%%
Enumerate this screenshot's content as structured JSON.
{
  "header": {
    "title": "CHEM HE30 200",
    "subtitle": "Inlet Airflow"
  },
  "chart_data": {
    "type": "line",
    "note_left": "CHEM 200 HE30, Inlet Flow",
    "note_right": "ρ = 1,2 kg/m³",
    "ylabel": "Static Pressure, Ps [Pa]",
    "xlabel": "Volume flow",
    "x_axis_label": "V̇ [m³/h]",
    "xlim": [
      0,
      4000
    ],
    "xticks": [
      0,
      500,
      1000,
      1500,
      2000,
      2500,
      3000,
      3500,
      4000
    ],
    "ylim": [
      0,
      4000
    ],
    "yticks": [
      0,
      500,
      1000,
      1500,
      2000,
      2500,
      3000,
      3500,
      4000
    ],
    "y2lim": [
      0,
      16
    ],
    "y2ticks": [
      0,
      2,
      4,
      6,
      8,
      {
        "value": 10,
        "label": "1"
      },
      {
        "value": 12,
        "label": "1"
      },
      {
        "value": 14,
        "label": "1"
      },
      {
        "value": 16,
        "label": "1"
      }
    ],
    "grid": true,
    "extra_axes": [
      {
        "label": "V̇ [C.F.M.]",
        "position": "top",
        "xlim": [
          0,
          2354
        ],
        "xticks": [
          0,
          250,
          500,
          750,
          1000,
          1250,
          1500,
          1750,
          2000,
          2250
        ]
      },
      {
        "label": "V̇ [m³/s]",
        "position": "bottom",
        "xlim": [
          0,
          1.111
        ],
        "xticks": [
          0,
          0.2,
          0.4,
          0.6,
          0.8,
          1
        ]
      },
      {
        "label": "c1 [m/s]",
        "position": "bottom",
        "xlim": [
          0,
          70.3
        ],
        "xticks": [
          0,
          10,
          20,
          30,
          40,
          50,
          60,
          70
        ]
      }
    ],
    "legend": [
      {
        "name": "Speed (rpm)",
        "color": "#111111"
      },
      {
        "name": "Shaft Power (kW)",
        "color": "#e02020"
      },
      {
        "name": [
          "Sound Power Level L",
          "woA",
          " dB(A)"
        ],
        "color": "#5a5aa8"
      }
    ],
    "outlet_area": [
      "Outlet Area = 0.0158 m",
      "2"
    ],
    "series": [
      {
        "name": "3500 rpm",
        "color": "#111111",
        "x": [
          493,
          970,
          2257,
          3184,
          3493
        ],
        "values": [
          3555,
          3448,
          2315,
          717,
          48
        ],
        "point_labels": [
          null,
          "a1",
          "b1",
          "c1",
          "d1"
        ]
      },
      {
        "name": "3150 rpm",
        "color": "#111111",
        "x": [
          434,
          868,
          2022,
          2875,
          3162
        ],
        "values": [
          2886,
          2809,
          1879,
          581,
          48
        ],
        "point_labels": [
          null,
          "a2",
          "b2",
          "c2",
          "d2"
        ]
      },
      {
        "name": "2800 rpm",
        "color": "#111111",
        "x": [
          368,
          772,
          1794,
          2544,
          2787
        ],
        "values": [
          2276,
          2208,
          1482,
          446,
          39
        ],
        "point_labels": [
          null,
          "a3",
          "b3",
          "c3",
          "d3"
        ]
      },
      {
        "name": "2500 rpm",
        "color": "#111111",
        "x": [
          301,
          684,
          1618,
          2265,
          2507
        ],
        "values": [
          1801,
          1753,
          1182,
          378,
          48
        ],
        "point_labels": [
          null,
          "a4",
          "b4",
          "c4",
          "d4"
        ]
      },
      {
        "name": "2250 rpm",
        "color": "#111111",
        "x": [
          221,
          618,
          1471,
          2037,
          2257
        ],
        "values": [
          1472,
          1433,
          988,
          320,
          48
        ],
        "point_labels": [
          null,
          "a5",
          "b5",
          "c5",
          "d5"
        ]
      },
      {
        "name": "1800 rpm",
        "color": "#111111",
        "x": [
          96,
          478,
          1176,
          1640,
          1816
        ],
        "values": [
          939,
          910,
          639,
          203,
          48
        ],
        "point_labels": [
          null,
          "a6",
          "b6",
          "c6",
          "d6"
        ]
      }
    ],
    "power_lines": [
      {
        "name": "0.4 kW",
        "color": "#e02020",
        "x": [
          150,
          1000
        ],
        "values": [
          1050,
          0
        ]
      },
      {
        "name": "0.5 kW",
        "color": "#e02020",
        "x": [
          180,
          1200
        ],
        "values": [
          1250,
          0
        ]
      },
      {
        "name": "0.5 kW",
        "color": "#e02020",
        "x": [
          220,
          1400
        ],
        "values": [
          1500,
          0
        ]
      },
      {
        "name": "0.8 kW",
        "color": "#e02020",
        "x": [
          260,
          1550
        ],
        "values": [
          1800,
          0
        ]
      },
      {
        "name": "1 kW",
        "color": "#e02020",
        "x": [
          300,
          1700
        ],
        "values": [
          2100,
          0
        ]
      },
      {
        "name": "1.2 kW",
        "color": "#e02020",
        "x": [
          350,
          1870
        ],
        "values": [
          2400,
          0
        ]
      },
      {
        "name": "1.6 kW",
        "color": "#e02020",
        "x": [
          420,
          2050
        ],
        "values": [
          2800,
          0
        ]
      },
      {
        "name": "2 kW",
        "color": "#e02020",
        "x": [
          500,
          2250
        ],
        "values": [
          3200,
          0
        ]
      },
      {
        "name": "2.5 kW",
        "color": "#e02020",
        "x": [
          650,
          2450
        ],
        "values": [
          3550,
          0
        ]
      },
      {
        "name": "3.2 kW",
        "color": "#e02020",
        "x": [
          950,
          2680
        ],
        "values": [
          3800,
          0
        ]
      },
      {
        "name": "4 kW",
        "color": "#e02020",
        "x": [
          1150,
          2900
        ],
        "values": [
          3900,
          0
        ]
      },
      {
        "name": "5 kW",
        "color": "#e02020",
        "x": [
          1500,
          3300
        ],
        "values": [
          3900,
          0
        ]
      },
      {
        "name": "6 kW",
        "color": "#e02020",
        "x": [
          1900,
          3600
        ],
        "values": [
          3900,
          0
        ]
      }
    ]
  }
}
%%
%%
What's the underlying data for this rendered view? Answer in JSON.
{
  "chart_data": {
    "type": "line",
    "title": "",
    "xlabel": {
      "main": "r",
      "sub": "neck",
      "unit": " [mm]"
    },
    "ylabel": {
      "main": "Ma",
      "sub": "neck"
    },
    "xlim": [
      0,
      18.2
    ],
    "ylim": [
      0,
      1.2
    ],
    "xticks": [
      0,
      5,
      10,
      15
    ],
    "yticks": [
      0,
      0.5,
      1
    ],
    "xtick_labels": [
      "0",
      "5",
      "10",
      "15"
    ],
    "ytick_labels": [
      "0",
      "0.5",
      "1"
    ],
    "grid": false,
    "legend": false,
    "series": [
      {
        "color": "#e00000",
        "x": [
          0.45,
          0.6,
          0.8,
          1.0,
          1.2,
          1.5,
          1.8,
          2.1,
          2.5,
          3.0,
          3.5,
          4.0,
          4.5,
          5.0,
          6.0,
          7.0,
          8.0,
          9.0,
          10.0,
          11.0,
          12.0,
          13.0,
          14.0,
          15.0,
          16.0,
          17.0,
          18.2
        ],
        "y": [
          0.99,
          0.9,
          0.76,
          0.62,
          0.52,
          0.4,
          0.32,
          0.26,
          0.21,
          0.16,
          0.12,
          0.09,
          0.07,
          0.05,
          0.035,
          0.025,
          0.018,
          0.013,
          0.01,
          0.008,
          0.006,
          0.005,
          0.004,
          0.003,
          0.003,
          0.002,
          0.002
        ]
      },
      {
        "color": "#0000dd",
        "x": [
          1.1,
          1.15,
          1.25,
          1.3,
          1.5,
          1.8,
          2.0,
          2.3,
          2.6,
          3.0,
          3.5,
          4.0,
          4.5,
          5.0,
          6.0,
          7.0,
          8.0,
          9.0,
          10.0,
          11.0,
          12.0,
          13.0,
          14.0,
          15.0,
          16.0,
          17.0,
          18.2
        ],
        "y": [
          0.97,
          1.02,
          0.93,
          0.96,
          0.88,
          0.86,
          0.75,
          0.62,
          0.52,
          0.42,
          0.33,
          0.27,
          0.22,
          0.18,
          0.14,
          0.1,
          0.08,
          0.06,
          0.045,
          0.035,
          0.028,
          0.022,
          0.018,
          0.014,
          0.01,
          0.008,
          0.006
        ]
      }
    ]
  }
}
%%
%%
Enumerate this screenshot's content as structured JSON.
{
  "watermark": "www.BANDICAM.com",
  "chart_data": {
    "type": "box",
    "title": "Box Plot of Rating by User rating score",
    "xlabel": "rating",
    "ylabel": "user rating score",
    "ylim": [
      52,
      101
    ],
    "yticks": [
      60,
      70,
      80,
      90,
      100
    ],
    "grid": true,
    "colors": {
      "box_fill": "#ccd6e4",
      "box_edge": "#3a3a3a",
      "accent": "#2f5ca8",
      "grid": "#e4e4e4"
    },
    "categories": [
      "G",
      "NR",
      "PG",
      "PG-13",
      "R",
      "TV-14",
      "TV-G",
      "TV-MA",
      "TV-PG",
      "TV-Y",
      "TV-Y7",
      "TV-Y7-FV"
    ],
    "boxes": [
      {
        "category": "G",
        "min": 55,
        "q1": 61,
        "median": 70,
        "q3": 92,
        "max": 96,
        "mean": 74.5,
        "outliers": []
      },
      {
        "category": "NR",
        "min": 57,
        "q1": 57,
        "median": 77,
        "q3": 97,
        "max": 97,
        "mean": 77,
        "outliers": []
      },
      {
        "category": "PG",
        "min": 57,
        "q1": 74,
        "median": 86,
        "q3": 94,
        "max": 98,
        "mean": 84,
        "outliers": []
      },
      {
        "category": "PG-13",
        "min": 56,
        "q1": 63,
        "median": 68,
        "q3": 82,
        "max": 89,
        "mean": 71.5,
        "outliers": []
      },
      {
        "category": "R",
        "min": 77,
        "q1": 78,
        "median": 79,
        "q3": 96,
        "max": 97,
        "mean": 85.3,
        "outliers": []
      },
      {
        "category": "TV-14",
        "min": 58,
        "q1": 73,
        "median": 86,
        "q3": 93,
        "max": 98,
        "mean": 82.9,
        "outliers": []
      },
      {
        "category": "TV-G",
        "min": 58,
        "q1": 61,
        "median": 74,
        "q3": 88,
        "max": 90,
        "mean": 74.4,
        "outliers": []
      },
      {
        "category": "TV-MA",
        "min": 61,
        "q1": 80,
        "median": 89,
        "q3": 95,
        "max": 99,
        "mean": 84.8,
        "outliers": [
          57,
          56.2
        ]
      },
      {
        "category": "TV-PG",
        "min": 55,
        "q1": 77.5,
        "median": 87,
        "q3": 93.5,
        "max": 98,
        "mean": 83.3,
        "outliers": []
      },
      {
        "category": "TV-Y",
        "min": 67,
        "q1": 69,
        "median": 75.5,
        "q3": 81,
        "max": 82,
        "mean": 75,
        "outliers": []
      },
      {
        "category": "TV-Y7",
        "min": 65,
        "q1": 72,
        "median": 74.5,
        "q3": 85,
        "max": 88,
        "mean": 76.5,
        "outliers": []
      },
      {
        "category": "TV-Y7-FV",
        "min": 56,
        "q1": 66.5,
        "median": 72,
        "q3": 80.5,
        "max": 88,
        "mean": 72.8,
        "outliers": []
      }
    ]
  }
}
%%
### Given exercise
Extract every line containing the string "median" from the data above.

### Correct output
        "median": 70,
        "median": 77,
        "median": 86,
        "median": 68,
        "median": 79,
        "median": 86,
        "median": 74,
        "median": 89,
        "median": 87,
        "median": 75.5,
        "median": 74.5,
        "median": 72,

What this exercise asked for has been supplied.